Skip the pictures. Repeat everything else in the records word for word.
******************************
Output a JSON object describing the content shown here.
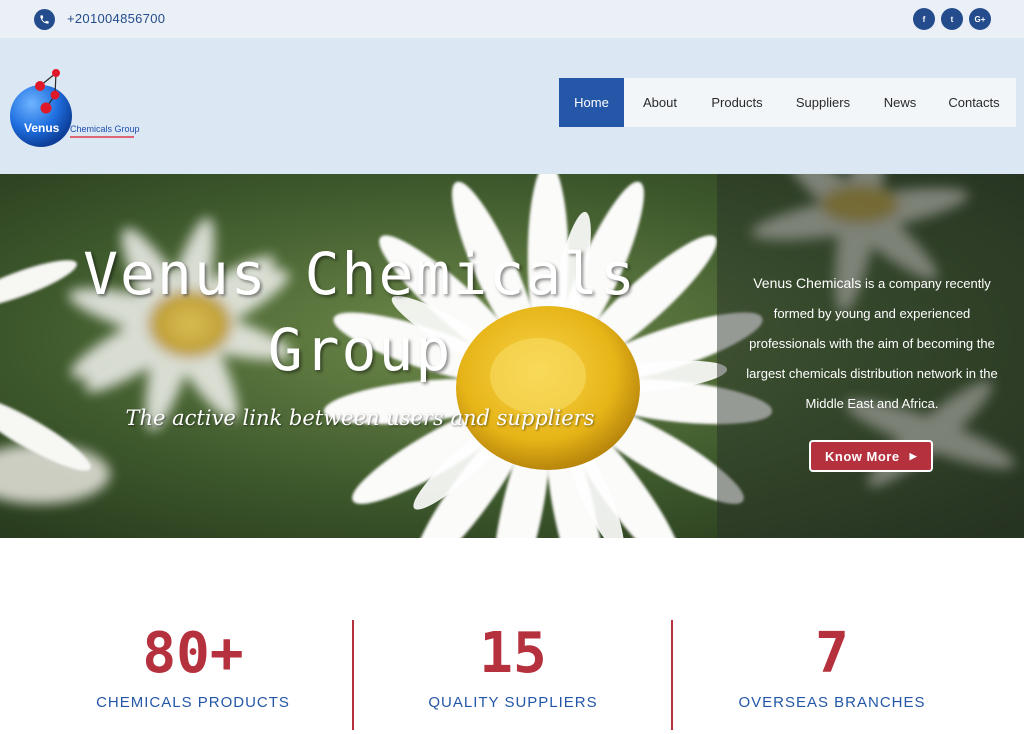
{
  "topbar": {
    "phone": "+201004856700",
    "social": [
      {
        "icon": "facebook-icon",
        "label": "f"
      },
      {
        "icon": "twitter-icon",
        "label": "t"
      },
      {
        "icon": "google-plus-icon",
        "label": "G+"
      }
    ]
  },
  "logo": {
    "word": "Venus",
    "tagline": "Chemicals Group"
  },
  "nav": {
    "items": [
      {
        "label": "Home",
        "active": true
      },
      {
        "label": "About"
      },
      {
        "label": "Products"
      },
      {
        "label": "Suppliers"
      },
      {
        "label": "News"
      },
      {
        "label": "Contacts"
      }
    ]
  },
  "hero": {
    "title_line1": "Venus Chemicals",
    "title_line2": "Group",
    "tagline": "The active link between users and suppliers",
    "desc_brand": "Venus Chemicals",
    "desc_rest": " is a company recently formed by young and experienced professionals with the aim of becoming the largest chemicals distribution network in the Middle East and Africa.",
    "button_label": "Know More",
    "button_icon": "caret-right-icon"
  },
  "stats": [
    {
      "value": "80+",
      "label": "CHEMICALS PRODUCTS"
    },
    {
      "value": "15",
      "label": "QUALITY SUPPLIERS"
    },
    {
      "value": "7",
      "label": "OVERSEAS BRANCHES"
    }
  ],
  "colors": {
    "primary_blue": "#2457a7",
    "accent_red": "#b6313e",
    "topbar_bg": "#eaf0f6",
    "header_bg": "#dbe7f3"
  }
}
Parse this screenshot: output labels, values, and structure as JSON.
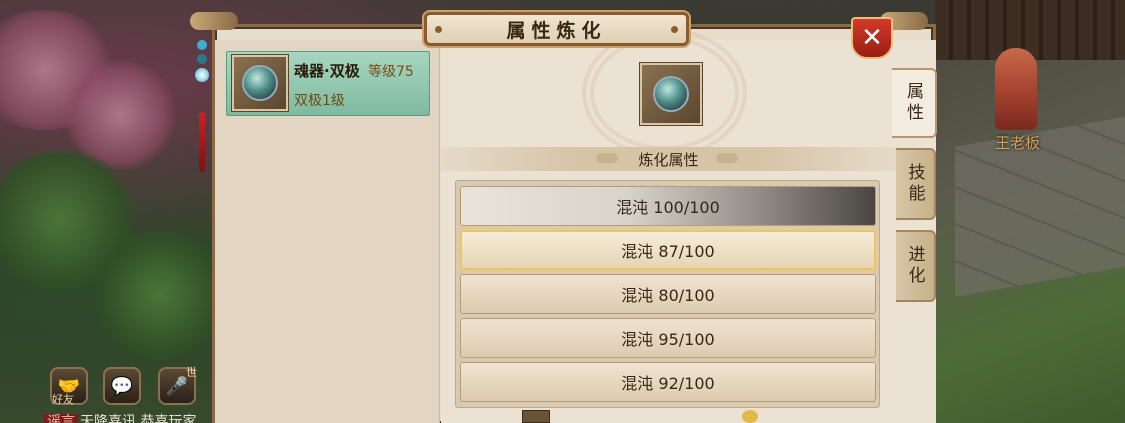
{
  "window": {
    "title": "属性炼化",
    "close_icon": "close-icon"
  },
  "item": {
    "name": "魂器·双极",
    "level_label": "等级75",
    "sub_label": "双极1级",
    "icon": "soul-orb-icon"
  },
  "refine_section": {
    "header": "炼化属性",
    "rows": [
      {
        "label": "混沌 100/100",
        "name": "混沌",
        "current": 100,
        "max": 100,
        "state": "maxed"
      },
      {
        "label": "混沌 87/100",
        "name": "混沌",
        "current": 87,
        "max": 100,
        "state": "selected"
      },
      {
        "label": "混沌 80/100",
        "name": "混沌",
        "current": 80,
        "max": 100,
        "state": "normal"
      },
      {
        "label": "混沌 95/100",
        "name": "混沌",
        "current": 95,
        "max": 100,
        "state": "normal"
      },
      {
        "label": "混沌 92/100",
        "name": "混沌",
        "current": 92,
        "max": 100,
        "state": "normal"
      }
    ]
  },
  "tabs": [
    {
      "label": "属性",
      "active": true
    },
    {
      "label": "技能",
      "active": false
    },
    {
      "label": "进化",
      "active": false
    }
  ],
  "scene": {
    "npc_name": "王老板"
  },
  "hud": {
    "friend_label": "好友",
    "voice_badge": "世",
    "chat_tag": "谣言",
    "chat_text": "天降喜讯 恭喜玩家"
  },
  "colors": {
    "panel_bg": "#e8dccb",
    "frame": "#8a6a45",
    "close_red": "#c22a1c",
    "selected_glow": "#e9c46a",
    "item_card": "#a7d6c0"
  }
}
******************************
ANSWER TO THIS TASK:
Output a JSON object describing the content shown here.
{
  "topbar": {
    "phone": "+201004856700",
    "social": [
      {
        "icon": "facebook-icon",
        "label": "f"
      },
      {
        "icon": "twitter-icon",
        "label": "t"
      },
      {
        "icon": "google-plus-icon",
        "label": "G+"
      }
    ]
  },
  "logo": {
    "word": "Venus",
    "tagline": "Chemicals Group"
  },
  "nav": {
    "items": [
      {
        "label": "Home",
        "active": true
      },
      {
        "label": "About"
      },
      {
        "label": "Products"
      },
      {
        "label": "Suppliers"
      },
      {
        "label": "News"
      },
      {
        "label": "Contacts"
      }
    ]
  },
  "hero": {
    "title_line1": "Venus Chemicals",
    "title_line2": "Group",
    "tagline": "The active link between users and suppliers",
    "desc_brand": "Venus Chemicals",
    "desc_rest": " is a company recently formed by young and experienced professionals with the aim of becoming the largest chemicals distribution network in the Middle East and Africa.",
    "button_label": "Know More",
    "button_icon": "caret-right-icon"
  },
  "stats": [
    {
      "value": "80+",
      "label": "CHEMICALS PRODUCTS"
    },
    {
      "value": "15",
      "label": "QUALITY SUPPLIERS"
    },
    {
      "value": "7",
      "label": "OVERSEAS BRANCHES"
    }
  ],
  "colors": {
    "primary_blue": "#2457a7",
    "accent_red": "#b6313e",
    "topbar_bg": "#eaf0f6",
    "header_bg": "#dbe7f3"
  }
}
Parse this screenshot: output labels, values, and structure as JSON.
{
  "window": {
    "title": "属性炼化",
    "close_icon": "close-icon"
  },
  "item": {
    "name": "魂器·双极",
    "level_label": "等级75",
    "sub_label": "双极1级",
    "icon": "soul-orb-icon"
  },
  "refine_section": {
    "header": "炼化属性",
    "rows": [
      {
        "label": "混沌 100/100",
        "name": "混沌",
        "current": 100,
        "max": 100,
        "state": "maxed"
      },
      {
        "label": "混沌 87/100",
        "name": "混沌",
        "current": 87,
        "max": 100,
        "state": "selected"
      },
      {
        "label": "混沌 80/100",
        "name": "混沌",
        "current": 80,
        "max": 100,
        "state": "normal"
      },
      {
        "label": "混沌 95/100",
        "name": "混沌",
        "current": 95,
        "max": 100,
        "state": "normal"
      },
      {
        "label": "混沌 92/100",
        "name": "混沌",
        "current": 92,
        "max": 100,
        "state": "normal"
      }
    ]
  },
  "tabs": [
    {
      "label": "属性",
      "active": true
    },
    {
      "label": "技能",
      "active": false
    },
    {
      "label": "进化",
      "active": false
    }
  ],
  "scene": {
    "npc_name": "王老板"
  },
  "hud": {
    "friend_label": "好友",
    "voice_badge": "世",
    "chat_tag": "谣言",
    "chat_text": "天降喜讯 恭喜玩家"
  },
  "colors": {
    "panel_bg": "#e8dccb",
    "frame": "#8a6a45",
    "close_red": "#c22a1c",
    "selected_glow": "#e9c46a",
    "item_card": "#a7d6c0"
  }
}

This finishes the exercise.